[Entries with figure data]
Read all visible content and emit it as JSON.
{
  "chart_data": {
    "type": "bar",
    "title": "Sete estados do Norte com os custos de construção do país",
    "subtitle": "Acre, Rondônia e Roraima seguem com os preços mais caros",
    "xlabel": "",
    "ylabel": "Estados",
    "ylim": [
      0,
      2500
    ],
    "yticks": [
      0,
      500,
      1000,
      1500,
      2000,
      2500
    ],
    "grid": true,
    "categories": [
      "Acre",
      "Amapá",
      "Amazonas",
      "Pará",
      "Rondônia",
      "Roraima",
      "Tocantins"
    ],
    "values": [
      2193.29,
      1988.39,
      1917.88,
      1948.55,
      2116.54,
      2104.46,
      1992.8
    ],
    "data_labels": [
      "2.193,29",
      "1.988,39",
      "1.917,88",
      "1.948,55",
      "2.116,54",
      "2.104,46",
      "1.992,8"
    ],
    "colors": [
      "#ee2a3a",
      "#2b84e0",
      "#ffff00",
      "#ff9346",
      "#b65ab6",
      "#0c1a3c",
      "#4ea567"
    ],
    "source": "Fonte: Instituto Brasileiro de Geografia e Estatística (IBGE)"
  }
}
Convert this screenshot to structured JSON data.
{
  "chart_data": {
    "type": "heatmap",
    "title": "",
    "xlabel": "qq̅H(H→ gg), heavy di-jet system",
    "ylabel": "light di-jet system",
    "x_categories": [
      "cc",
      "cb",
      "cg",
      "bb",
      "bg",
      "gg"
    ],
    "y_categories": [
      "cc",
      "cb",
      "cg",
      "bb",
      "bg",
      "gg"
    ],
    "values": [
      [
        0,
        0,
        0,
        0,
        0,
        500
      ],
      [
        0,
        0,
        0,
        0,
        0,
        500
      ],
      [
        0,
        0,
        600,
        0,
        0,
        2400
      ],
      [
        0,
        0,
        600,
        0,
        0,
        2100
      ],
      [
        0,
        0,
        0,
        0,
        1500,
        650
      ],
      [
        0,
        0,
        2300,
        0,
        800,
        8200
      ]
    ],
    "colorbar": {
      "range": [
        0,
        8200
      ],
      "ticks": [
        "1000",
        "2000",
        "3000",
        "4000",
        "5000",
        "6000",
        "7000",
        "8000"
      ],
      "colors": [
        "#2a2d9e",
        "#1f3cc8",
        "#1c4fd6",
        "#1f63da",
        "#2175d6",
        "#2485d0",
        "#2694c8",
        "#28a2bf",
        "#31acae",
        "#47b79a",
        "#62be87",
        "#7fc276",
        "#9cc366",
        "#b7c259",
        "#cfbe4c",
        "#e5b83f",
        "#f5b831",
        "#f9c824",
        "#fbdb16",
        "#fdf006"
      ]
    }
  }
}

Task objective: From the listing above, collect each line in which the string "ylabel" appears.

Task result:
    "ylabel": "Estados",
    "ylabel": "light di-jet system",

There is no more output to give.